### Written problem:
Copy nothing but the text: repeat each entry exactly and drop the images.

### Listed entries:

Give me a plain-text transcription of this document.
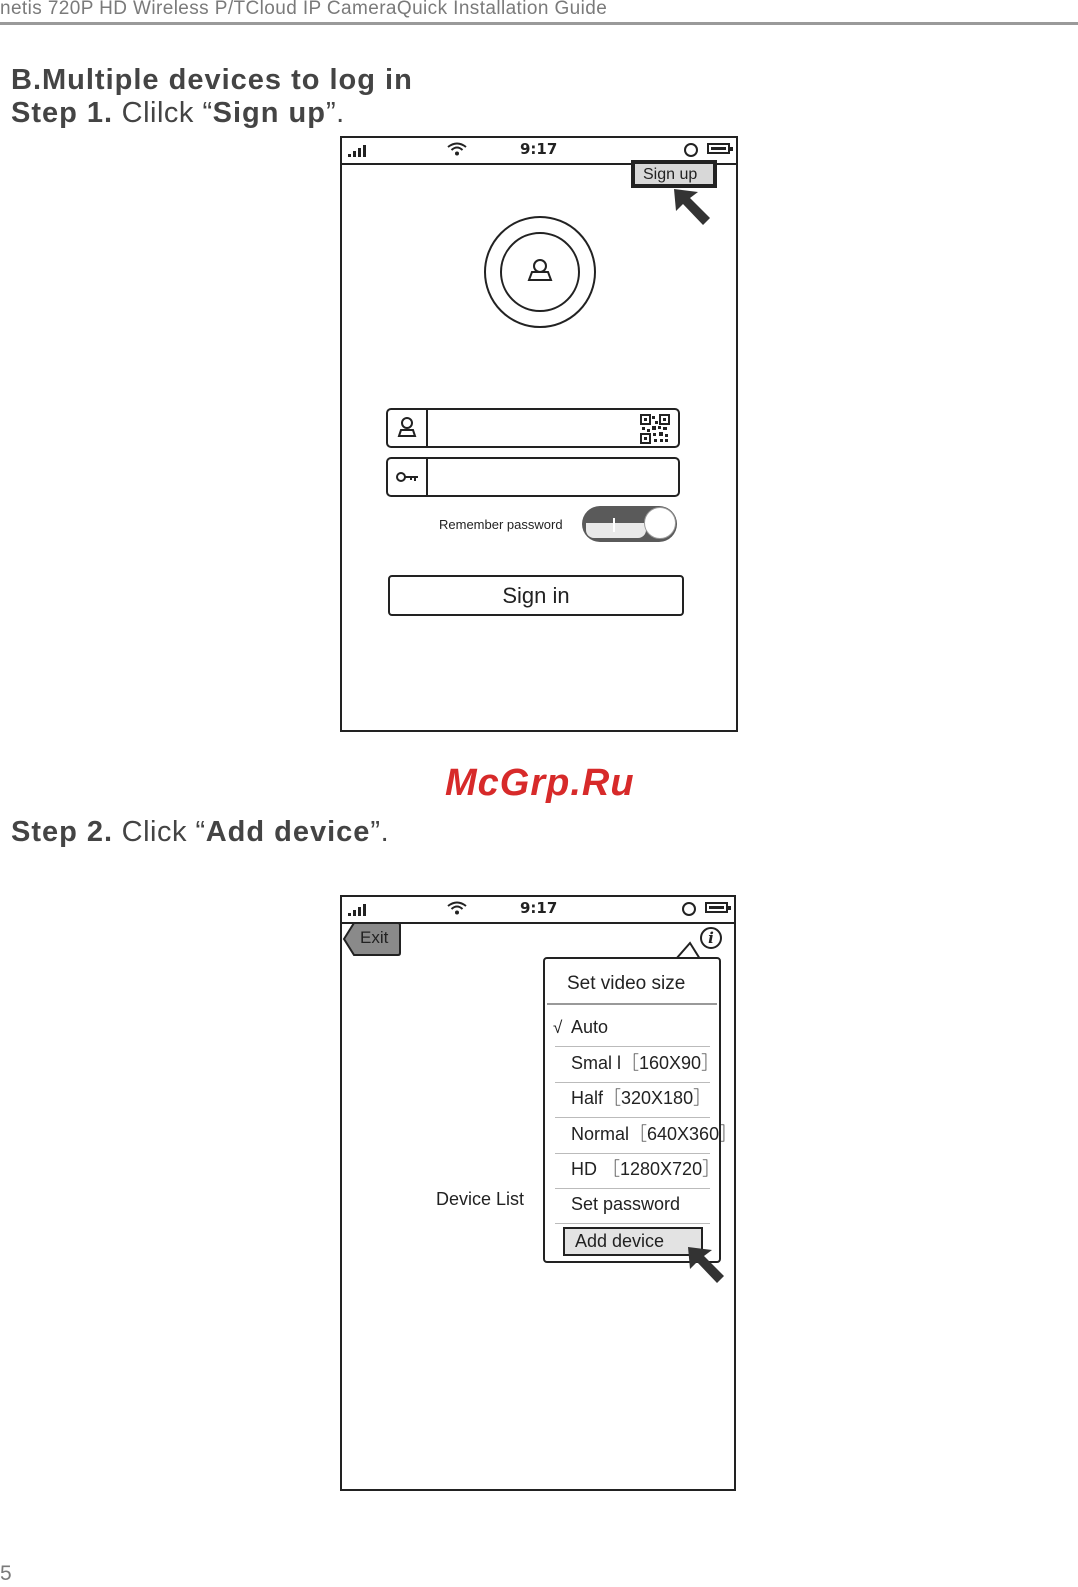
netis 720P HD Wireless P/TCloud IP CameraQuick Installation Guide
B.Multiple devices to log in
Step 1. Clilck “Sign up”.
9:17
Sign up
Remember password
Sign in
McGrp.Ru
Step 2. Click “Add device”.
9:17
Exit	i
Set video size
√ Auto
Smal l［160X90］
Half［320X180］
Normal［640X360］
HD ［1280X720］
Set password
Add device
Device List
5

### The answer:
Give me a plain-text transcription of this document.
netis 720P HD Wireless P/TCloud IP CameraQuick Installation Guide
B.Multiple devices to log in
Step 1. Clilck “Sign up”.
9:17
Sign up
Remember password
Sign in
McGrp.Ru
Step 2. Click “Add device”.
9:17
Exit	i
Set video size
√ Auto
Smal l［160X90］
Half［320X180］
Normal［640X360］
HD ［1280X720］
Set password
Add device
Device List
5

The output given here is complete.